▸ What is required
Pull every line containing the word "block" from the records.

= = = = = = =

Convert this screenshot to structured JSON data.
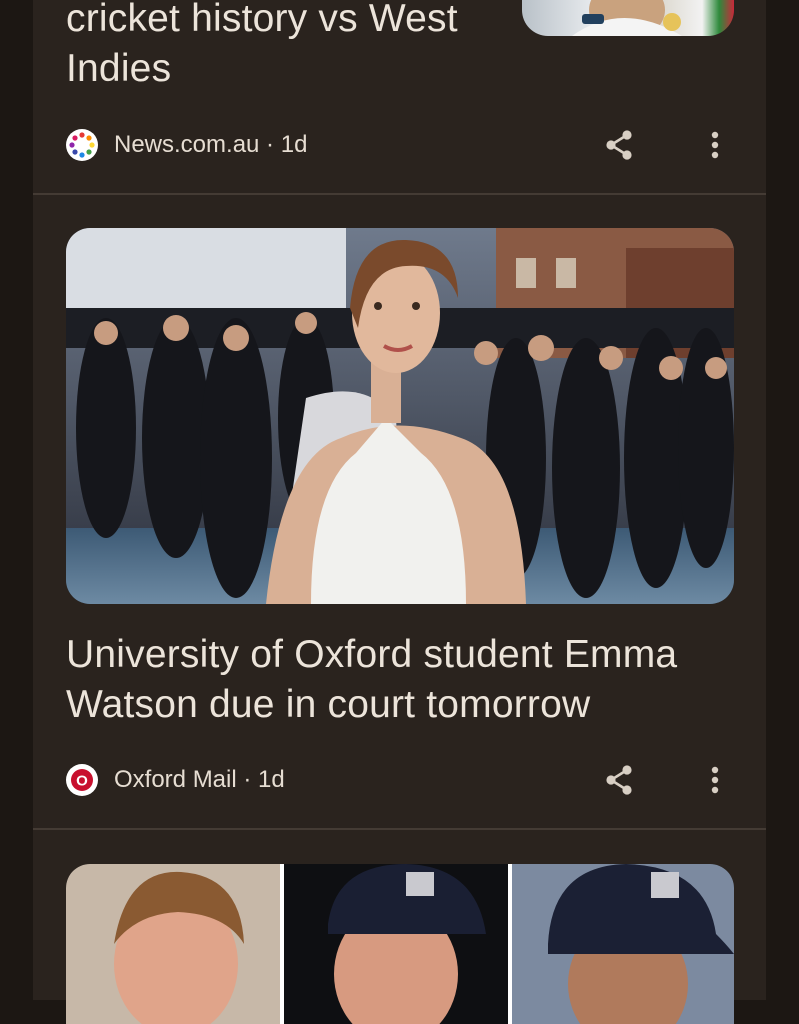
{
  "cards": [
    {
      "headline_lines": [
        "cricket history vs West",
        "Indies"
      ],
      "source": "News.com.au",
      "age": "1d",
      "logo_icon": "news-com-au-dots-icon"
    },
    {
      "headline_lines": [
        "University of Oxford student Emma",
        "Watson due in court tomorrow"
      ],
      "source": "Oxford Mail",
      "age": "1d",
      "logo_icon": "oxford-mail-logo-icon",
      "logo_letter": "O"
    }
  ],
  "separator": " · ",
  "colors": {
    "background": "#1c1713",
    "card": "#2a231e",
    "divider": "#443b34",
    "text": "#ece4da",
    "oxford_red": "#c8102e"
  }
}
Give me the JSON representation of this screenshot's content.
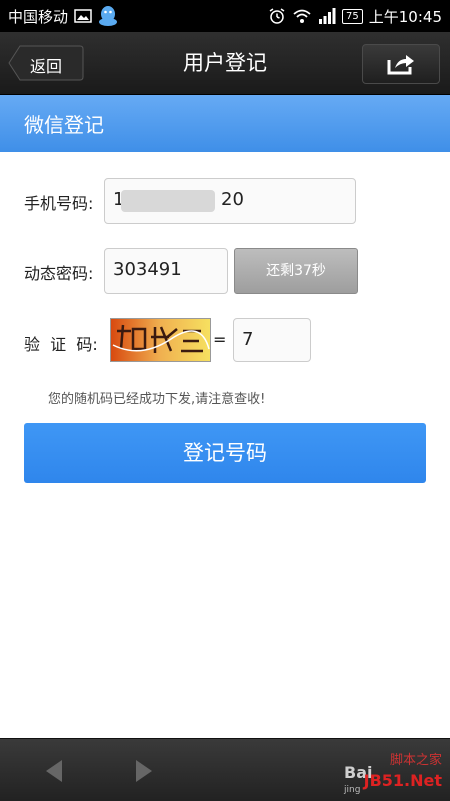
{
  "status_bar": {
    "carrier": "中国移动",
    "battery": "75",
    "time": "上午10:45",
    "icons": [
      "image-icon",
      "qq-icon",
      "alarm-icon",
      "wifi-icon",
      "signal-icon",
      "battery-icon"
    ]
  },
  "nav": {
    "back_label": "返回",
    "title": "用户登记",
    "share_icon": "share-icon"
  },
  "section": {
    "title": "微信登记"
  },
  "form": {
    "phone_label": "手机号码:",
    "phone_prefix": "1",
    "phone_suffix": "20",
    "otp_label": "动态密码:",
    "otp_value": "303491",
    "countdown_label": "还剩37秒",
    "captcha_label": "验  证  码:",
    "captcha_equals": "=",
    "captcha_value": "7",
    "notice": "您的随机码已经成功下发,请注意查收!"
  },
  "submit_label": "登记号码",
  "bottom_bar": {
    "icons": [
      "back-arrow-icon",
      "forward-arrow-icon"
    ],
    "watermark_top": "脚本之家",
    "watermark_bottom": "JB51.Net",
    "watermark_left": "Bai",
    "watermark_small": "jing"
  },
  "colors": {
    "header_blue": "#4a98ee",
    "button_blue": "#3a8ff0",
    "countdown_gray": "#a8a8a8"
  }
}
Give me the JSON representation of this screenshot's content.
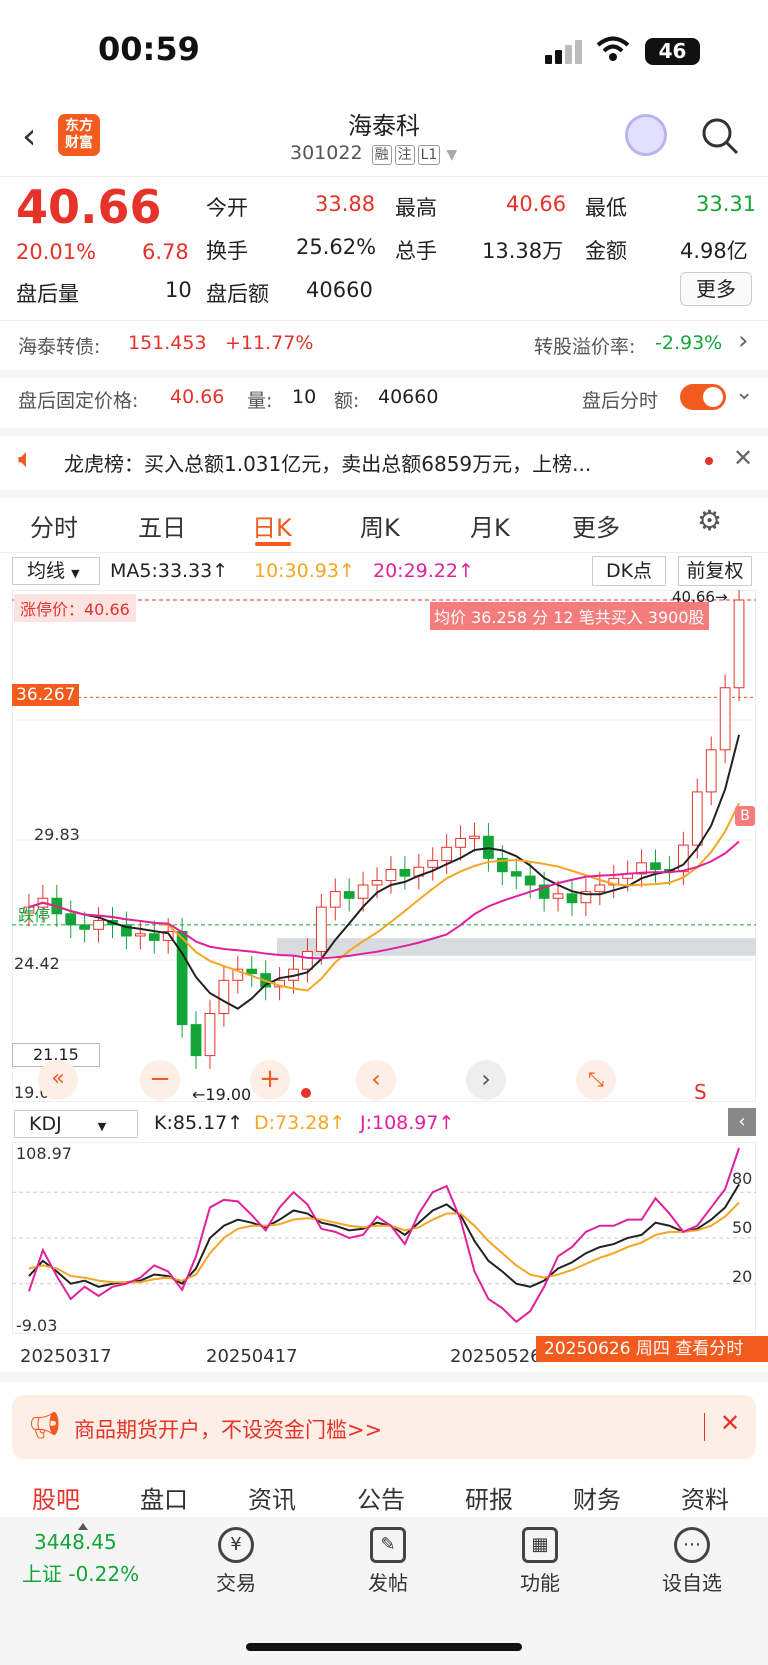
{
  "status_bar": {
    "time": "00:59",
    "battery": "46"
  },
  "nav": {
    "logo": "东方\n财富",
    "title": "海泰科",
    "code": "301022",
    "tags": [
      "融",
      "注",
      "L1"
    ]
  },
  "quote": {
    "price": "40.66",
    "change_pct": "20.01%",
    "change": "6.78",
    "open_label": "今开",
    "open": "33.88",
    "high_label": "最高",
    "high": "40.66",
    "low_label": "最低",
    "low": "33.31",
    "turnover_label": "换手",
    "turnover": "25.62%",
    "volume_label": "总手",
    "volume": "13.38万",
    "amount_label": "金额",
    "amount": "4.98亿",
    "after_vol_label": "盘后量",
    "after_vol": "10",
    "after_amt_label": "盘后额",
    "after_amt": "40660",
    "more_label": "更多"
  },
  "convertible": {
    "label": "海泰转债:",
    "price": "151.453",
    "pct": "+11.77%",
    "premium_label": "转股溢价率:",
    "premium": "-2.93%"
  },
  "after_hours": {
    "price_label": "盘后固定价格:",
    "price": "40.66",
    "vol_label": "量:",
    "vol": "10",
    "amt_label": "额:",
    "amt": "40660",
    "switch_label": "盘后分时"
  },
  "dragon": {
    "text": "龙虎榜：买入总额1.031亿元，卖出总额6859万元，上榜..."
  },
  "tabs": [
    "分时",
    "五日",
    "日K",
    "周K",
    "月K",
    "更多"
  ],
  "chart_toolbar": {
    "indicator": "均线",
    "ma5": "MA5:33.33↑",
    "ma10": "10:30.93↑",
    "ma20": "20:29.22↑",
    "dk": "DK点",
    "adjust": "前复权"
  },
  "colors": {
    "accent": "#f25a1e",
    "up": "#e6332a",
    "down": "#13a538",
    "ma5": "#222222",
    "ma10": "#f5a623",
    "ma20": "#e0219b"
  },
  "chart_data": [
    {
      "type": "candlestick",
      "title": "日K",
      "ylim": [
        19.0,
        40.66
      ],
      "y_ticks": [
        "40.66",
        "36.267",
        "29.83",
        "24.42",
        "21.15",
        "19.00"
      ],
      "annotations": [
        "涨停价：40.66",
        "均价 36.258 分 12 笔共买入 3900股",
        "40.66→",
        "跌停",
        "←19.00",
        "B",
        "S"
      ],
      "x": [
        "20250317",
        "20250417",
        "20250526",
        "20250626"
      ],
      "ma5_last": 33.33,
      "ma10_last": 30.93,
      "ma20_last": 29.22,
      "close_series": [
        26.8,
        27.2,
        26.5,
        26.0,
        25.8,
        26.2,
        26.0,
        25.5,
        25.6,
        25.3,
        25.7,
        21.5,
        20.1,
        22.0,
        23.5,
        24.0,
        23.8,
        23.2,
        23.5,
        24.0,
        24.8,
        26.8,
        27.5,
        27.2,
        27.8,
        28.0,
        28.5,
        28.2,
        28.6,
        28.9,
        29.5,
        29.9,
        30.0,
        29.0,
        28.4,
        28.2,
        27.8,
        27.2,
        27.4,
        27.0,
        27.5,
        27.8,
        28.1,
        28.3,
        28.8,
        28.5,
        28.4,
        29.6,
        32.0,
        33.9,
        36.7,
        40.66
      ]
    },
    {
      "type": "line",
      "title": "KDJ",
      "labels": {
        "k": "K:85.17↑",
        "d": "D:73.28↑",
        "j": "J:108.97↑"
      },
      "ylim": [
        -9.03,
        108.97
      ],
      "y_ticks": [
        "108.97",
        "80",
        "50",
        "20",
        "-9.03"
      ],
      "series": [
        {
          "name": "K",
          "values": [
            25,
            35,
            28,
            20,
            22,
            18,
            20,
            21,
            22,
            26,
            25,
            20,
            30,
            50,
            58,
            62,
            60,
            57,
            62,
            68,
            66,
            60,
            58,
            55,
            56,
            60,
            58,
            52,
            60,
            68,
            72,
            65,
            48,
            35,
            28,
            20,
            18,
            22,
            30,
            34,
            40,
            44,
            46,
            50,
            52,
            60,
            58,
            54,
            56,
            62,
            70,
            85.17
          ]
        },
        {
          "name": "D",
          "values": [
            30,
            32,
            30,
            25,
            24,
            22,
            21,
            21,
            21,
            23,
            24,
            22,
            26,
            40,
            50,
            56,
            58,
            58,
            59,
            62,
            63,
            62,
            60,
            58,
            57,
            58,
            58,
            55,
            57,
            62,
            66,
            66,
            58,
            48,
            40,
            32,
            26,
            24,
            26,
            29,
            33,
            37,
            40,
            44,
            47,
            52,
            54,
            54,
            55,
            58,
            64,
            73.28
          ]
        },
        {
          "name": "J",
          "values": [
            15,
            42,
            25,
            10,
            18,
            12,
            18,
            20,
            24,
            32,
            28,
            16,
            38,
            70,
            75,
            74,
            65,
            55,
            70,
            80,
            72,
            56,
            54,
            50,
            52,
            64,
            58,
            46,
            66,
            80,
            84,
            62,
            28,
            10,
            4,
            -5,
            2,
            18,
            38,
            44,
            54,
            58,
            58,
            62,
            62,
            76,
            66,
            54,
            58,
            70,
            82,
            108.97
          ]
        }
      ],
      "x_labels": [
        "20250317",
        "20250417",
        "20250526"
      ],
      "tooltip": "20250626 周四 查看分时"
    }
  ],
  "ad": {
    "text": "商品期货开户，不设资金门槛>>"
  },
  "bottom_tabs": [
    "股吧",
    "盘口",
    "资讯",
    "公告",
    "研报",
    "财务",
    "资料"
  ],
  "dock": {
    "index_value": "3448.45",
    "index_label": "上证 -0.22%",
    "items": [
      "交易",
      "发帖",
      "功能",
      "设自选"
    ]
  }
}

= = = = = = =

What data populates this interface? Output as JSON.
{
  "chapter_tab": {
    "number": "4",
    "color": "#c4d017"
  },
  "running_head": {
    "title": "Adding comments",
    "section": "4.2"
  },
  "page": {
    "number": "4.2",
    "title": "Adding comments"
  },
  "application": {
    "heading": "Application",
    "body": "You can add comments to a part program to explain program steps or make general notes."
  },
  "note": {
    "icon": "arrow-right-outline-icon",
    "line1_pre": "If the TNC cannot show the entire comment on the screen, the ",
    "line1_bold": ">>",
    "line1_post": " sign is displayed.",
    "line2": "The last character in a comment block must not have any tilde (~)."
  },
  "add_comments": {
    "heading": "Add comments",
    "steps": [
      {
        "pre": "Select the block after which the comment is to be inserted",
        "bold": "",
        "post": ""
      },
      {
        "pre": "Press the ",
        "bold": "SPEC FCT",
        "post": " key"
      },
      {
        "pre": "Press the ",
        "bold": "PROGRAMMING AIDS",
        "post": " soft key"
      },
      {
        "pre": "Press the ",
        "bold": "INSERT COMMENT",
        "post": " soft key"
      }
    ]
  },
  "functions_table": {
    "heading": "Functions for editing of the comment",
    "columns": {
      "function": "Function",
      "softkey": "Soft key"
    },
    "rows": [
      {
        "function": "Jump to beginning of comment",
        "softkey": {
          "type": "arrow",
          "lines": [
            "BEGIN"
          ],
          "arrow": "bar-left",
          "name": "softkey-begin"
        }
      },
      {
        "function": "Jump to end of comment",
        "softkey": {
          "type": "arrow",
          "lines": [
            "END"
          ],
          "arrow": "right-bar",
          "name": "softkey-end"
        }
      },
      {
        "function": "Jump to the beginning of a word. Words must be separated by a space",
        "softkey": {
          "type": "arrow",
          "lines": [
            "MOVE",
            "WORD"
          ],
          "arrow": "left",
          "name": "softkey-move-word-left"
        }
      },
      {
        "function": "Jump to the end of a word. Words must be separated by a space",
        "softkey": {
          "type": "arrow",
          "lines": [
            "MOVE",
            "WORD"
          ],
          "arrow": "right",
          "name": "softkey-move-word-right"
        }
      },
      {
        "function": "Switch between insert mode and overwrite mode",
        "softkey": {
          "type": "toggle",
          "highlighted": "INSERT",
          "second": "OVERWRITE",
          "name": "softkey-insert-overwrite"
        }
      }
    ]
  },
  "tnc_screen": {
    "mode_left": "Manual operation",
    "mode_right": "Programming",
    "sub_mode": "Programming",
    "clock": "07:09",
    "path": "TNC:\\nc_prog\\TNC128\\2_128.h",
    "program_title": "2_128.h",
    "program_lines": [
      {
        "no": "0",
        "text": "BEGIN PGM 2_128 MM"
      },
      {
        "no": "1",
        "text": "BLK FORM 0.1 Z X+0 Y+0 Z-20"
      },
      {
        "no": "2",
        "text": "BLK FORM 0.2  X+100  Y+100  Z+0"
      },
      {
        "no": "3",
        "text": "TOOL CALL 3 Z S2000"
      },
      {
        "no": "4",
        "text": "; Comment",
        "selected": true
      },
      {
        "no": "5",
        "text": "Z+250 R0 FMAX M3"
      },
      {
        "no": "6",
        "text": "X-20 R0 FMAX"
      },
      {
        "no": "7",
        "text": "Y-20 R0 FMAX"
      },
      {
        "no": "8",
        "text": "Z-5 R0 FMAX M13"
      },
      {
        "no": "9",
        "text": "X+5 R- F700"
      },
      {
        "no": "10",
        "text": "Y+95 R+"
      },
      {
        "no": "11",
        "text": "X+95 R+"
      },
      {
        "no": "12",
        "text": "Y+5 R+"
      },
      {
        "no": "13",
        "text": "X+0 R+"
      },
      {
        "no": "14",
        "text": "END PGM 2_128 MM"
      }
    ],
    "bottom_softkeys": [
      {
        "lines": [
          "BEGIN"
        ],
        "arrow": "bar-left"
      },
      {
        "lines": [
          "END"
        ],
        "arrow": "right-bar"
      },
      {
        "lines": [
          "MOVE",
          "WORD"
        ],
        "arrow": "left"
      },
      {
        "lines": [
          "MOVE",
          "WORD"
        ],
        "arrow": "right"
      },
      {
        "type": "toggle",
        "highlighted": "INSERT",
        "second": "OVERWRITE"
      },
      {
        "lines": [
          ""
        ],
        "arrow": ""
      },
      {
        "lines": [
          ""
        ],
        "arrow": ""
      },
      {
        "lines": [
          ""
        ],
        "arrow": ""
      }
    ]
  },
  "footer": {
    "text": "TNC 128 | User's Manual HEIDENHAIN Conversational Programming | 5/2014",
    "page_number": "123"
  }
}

= = = = = = =

▸ Solution for this problem
    "line2": "The last character in a comment block must not have any tilde (~)."
        "pre": "Select the block after which the comment is to be inserted",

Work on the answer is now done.